╭─ Records to process

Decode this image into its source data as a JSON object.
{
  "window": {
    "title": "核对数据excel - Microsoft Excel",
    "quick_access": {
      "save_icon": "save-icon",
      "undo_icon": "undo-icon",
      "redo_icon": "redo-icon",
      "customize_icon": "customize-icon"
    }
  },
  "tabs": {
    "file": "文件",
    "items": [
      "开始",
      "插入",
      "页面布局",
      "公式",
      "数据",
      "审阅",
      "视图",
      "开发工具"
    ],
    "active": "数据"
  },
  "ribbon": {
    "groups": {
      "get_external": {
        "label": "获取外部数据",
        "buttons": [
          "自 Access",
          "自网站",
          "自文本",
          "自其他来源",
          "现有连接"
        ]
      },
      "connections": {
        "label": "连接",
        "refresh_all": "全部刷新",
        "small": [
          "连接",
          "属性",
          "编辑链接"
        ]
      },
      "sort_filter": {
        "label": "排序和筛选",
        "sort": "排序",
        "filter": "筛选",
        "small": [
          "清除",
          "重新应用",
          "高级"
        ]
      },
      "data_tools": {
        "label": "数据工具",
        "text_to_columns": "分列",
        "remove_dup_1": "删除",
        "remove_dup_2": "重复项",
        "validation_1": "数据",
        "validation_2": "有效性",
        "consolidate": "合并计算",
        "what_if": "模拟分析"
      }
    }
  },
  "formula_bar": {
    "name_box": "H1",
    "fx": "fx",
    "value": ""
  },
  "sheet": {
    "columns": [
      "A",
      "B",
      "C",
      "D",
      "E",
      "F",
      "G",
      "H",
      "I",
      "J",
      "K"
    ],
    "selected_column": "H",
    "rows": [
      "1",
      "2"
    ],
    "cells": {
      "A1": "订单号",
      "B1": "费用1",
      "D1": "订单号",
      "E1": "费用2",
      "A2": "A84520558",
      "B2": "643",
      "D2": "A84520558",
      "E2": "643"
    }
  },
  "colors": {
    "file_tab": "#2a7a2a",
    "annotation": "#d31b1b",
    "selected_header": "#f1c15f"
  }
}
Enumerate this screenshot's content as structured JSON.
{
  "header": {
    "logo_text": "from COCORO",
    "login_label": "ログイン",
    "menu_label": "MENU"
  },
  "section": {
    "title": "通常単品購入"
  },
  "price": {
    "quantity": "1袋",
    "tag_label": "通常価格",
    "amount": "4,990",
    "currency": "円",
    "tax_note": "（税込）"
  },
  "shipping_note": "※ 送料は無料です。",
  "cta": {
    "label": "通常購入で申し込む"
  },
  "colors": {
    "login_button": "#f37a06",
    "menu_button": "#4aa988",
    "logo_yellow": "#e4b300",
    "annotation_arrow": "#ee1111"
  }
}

╰─

Take the entries above and copy them out exactly.

Decode this image into its source data as a JSON object.
{
  "window": {
    "title": "核对数据excel - Microsoft Excel",
    "quick_access": {
      "save_icon": "save-icon",
      "undo_icon": "undo-icon",
      "redo_icon": "redo-icon",
      "customize_icon": "customize-icon"
    }
  },
  "tabs": {
    "file": "文件",
    "items": [
      "开始",
      "插入",
      "页面布局",
      "公式",
      "数据",
      "审阅",
      "视图",
      "开发工具"
    ],
    "active": "数据"
  },
  "ribbon": {
    "groups": {
      "get_external": {
        "label": "获取外部数据",
        "buttons": [
          "自 Access",
          "自网站",
          "自文本",
          "自其他来源",
          "现有连接"
        ]
      },
      "connections": {
        "label": "连接",
        "refresh_all": "全部刷新",
        "small": [
          "连接",
          "属性",
          "编辑链接"
        ]
      },
      "sort_filter": {
        "label": "排序和筛选",
        "sort": "排序",
        "filter": "筛选",
        "small": [
          "清除",
          "重新应用",
          "高级"
        ]
      },
      "data_tools": {
        "label": "数据工具",
        "text_to_columns": "分列",
        "remove_dup_1": "删除",
        "remove_dup_2": "重复项",
        "validation_1": "数据",
        "validation_2": "有效性",
        "consolidate": "合并计算",
        "what_if": "模拟分析"
      }
    }
  },
  "formula_bar": {
    "name_box": "H1",
    "fx": "fx",
    "value": ""
  },
  "sheet": {
    "columns": [
      "A",
      "B",
      "C",
      "D",
      "E",
      "F",
      "G",
      "H",
      "I",
      "J",
      "K"
    ],
    "selected_column": "H",
    "rows": [
      "1",
      "2"
    ],
    "cells": {
      "A1": "订单号",
      "B1": "费用1",
      "D1": "订单号",
      "E1": "费用2",
      "A2": "A84520558",
      "B2": "643",
      "D2": "A84520558",
      "E2": "643"
    }
  },
  "colors": {
    "file_tab": "#2a7a2a",
    "annotation": "#d31b1b",
    "selected_header": "#f1c15f"
  }
}
Enumerate this screenshot's content as structured JSON.
{
  "header": {
    "logo_text": "from COCORO",
    "login_label": "ログイン",
    "menu_label": "MENU"
  },
  "section": {
    "title": "通常単品購入"
  },
  "price": {
    "quantity": "1袋",
    "tag_label": "通常価格",
    "amount": "4,990",
    "currency": "円",
    "tax_note": "（税込）"
  },
  "shipping_note": "※ 送料は無料です。",
  "cta": {
    "label": "通常購入で申し込む"
  },
  "colors": {
    "login_button": "#f37a06",
    "menu_button": "#4aa988",
    "logo_yellow": "#e4b300",
    "annotation_arrow": "#ee1111"
  }
}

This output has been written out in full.